Problem details:
Repeat the records exactly. Every line must match.

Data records
────────────────

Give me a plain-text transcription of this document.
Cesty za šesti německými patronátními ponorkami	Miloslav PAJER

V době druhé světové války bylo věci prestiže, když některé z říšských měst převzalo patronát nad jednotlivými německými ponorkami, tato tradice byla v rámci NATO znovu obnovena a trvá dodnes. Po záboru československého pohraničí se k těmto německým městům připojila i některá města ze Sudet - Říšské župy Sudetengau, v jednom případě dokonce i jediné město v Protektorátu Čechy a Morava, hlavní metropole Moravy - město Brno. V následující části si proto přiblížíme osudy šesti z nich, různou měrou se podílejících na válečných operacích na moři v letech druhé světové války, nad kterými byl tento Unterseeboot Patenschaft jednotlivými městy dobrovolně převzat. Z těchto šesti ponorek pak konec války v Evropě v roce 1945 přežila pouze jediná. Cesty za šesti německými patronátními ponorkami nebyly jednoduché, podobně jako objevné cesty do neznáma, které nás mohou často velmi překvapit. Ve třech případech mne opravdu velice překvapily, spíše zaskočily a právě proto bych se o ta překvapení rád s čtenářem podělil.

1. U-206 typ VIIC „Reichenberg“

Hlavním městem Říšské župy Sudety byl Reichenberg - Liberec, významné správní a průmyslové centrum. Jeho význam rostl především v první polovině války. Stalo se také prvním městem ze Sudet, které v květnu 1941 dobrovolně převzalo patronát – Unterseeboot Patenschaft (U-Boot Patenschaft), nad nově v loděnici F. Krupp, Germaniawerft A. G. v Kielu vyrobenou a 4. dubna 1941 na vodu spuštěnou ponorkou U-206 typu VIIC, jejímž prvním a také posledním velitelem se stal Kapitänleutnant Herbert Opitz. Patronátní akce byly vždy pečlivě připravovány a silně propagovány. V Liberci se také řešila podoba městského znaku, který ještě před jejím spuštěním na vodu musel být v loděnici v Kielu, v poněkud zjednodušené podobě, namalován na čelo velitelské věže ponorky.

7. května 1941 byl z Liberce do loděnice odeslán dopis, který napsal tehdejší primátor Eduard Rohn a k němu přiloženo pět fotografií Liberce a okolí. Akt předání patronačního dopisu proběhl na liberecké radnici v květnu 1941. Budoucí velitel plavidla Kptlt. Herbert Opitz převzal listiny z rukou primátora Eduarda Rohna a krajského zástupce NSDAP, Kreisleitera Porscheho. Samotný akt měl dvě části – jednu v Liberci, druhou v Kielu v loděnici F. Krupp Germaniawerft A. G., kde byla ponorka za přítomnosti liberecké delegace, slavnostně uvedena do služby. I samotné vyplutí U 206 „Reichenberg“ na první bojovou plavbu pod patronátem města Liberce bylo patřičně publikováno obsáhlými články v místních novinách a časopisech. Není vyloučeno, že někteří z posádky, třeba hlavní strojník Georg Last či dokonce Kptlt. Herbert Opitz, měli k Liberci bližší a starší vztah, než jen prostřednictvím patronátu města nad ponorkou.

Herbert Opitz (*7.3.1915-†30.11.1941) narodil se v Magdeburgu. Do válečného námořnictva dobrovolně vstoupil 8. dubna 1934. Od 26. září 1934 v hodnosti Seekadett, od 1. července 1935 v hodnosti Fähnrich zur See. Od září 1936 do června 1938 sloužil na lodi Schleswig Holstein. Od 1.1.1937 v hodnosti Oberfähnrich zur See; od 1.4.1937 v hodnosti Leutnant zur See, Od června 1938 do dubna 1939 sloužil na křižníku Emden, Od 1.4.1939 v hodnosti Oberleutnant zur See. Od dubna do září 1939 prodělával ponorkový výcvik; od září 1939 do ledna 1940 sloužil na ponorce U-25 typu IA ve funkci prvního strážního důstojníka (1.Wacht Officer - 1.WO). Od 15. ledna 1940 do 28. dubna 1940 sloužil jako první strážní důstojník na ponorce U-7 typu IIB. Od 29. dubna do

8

────────────────

Solution:
Give me a plain-text transcription of this document.
Cesty za šesti německými patronátními ponorkami	Miloslav PAJER

V době druhé světové války bylo věci prestiže, když některé z říšských měst převzalo patronát nad jednotlivými německými ponorkami, tato tradice byla v rámci NATO znovu obnovena a trvá dodnes. Po záboru československého pohraničí se k těmto německým městům připojila i některá města ze Sudet - Říšské župy Sudetengau, v jednom případě dokonce i jediné město v Protektorátu Čechy a Morava, hlavní metropole Moravy - město Brno. V následující části si proto přiblížíme osudy šesti z nich, různou měrou se podílejících na válečných operacích na moři v letech druhé světové války, nad kterými byl tento Unterseeboot Patenschaft jednotlivými městy dobrovolně převzat. Z těchto šesti ponorek pak konec války v Evropě v roce 1945 přežila pouze jediná. Cesty za šesti německými patronátními ponorkami nebyly jednoduché, podobně jako objevné cesty do neznáma, které nás mohou často velmi překvapit. Ve třech případech mne opravdu velice překvapily, spíše zaskočily a právě proto bych se o ta překvapení rád s čtenářem podělil.

1. U-206 typ VIIC „Reichenberg“

Hlavním městem Říšské župy Sudety byl Reichenberg - Liberec, významné správní a průmyslové centrum. Jeho význam rostl především v první polovině války. Stalo se také prvním městem ze Sudet, které v květnu 1941 dobrovolně převzalo patronát – Unterseeboot Patenschaft (U-Boot Patenschaft), nad nově v loděnici F. Krupp, Germaniawerft A. G. v Kielu vyrobenou a 4. dubna 1941 na vodu spuštěnou ponorkou U-206 typu VIIC, jejímž prvním a také posledním velitelem se stal Kapitänleutnant Herbert Opitz. Patronátní akce byly vždy pečlivě připravovány a silně propagovány. V Liberci se také řešila podoba městského znaku, který ještě před jejím spuštěním na vodu musel být v loděnici v Kielu, v poněkud zjednodušené podobě, namalován na čelo velitelské věže ponorky.

7. května 1941 byl z Liberce do loděnice odeslán dopis, který napsal tehdejší primátor Eduard Rohn a k němu přiloženo pět fotografií Liberce a okolí. Akt předání patronačního dopisu proběhl na liberecké radnici v květnu 1941. Budoucí velitel plavidla Kptlt. Herbert Opitz převzal listiny z rukou primátora Eduarda Rohna a krajského zástupce NSDAP, Kreisleitera Porscheho. Samotný akt měl dvě části – jednu v Liberci, druhou v Kielu v loděnici F. Krupp Germaniawerft A. G., kde byla ponorka za přítomnosti liberecké delegace, slavnostně uvedena do služby. I samotné vyplutí U 206 „Reichenberg“ na první bojovou plavbu pod patronátem města Liberce bylo patřičně publikováno obsáhlými články v místních novinách a časopisech. Není vyloučeno, že někteří z posádky, třeba hlavní strojník Georg Last či dokonce Kptlt. Herbert Opitz, měli k Liberci bližší a starší vztah, než jen prostřednictvím patronátu města nad ponorkou.

Herbert Opitz (*7.3.1915-†30.11.1941) narodil se v Magdeburgu. Do válečného námořnictva dobrovolně vstoupil 8. dubna 1934. Od 26. září 1934 v hodnosti Seekadett, od 1. července 1935 v hodnosti Fähnrich zur See. Od září 1936 do června 1938 sloužil na lodi Schleswig Holstein. Od 1.1.1937 v hodnosti Oberfähnrich zur See; od 1.4.1937 v hodnosti Leutnant zur See, Od června 1938 do dubna 1939 sloužil na křižníku Emden, Od 1.4.1939 v hodnosti Oberleutnant zur See. Od dubna do září 1939 prodělával ponorkový výcvik; od září 1939 do ledna 1940 sloužil na ponorce U-25 typu IA ve funkci prvního strážního důstojníka (1.Wacht Officer - 1.WO). Od 15. ledna 1940 do 28. dubna 1940 sloužil jako první strážní důstojník na ponorce U-7 typu IIB. Od 29. dubna do

8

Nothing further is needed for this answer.